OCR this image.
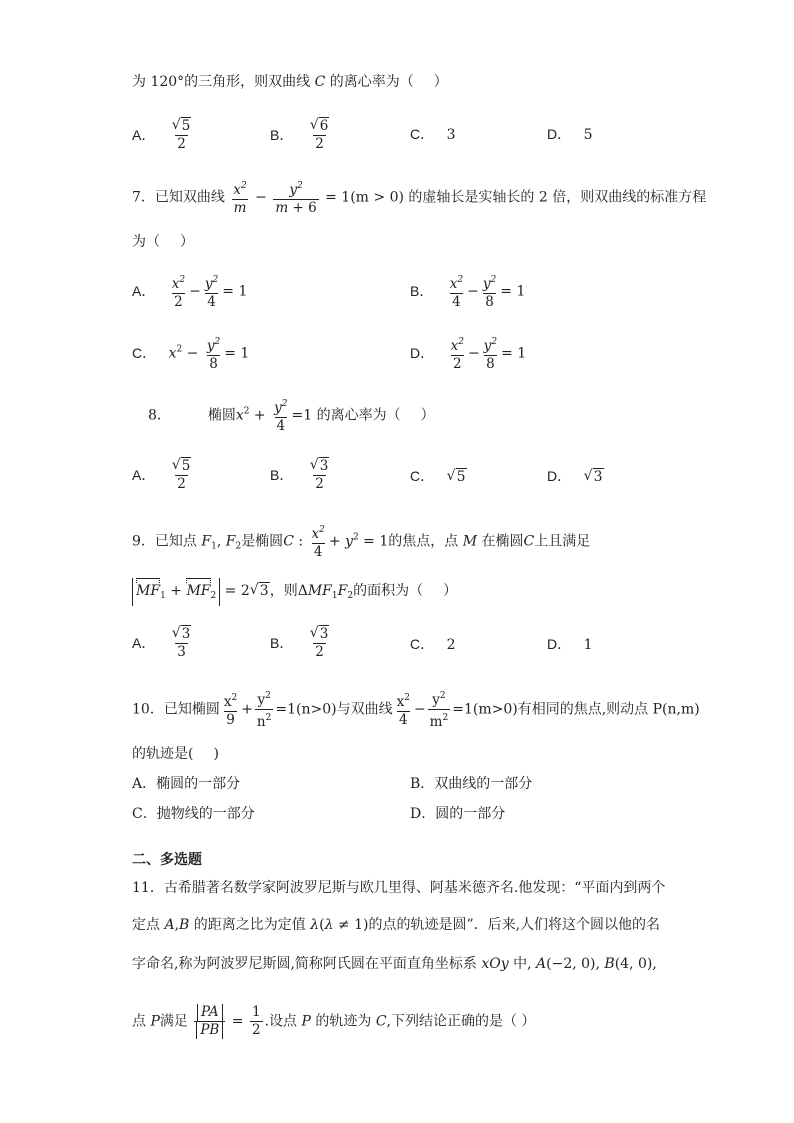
为 120°的三角形，则双曲线 C 的离心率为（ ）
A．
√ $\frac{5}{2}$	B．
√ $\frac{6}{2}$	C． 3	D． 5
7．已知双曲线 $\frac{x^2}{m} - \frac{y^2}{m + 6} = 1(m > 0)$ 的虚轴长是实轴长的 2 倍，则双曲线的标准方程
为（ ）
A． $\frac{x^2}{2} - \frac{y^2}{4} = 1$	B． $\frac{x^2}{4} - \frac{y^2}{8} = 1$
C． $x^2 - \frac{y^2}{8} = 1$	D． $\frac{x^2}{2} - \frac{y^2}{8} = 1$
8．	椭圆$x^2 + \frac{y^2}{4} =1$ 的离心率为（ ）
A．
√ $\frac{5}{2}$	B．
√ $\frac{3}{2}$	C． √ 5	D． √ 3
9．已知点 $F_1$, $F_2$是椭圆C : $\frac{x^2}{4} + y^2 = 1$的焦点，点 M 在椭圆C上且满足
$MF_1 + MF_2 = 2√$ 3，则$\Delta MF_1F_2$的面积为（ ）
A．
√ $\frac{3}{3}$	B．
√ $\frac{3}{2}$	C． 2	D． 1
10．已知椭圆 $\frac{x^2}{9} + \frac{y^2}{n^2} =1(n>0)$与双曲线 $\frac{x^2}{4} - \frac{y^2}{m^2} =1(m>0)$有相同的焦点,则动点 P(n,m)
的轨迹是( )
A．椭圆的一部分	B．双曲线的一部分
C．抛物线的一部分	D．圆的一部分
二、多选题
11．古希腊著名数学家阿波罗尼斯与欧几里得、阿基米德齐名.他发现：“平面内到两个
定点 A,B 的距离之比为定值 λ(λ ≠ 1)的点的轨迹是圆”．后来,人们将这个圆以他的名
字命名,称为阿波罗尼斯圆,简称阿氏圆在平面直角坐标系 xOy 中, A(−2, 0), B(4, 0),
点 P满足 $\frac{PA}{PB} = \frac{1}{2}$ .设点 P 的轨迹为 C,下列结论正确的是（ ）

**Task**
Collect from the data above every line that includes "的离心率为".

**Answer in full**
为 120°的三角形，则双曲线 C 的离心率为（ ）
8．	椭圆$x^2 + \frac{y^2}{4} =1$ 的离心率为（ ）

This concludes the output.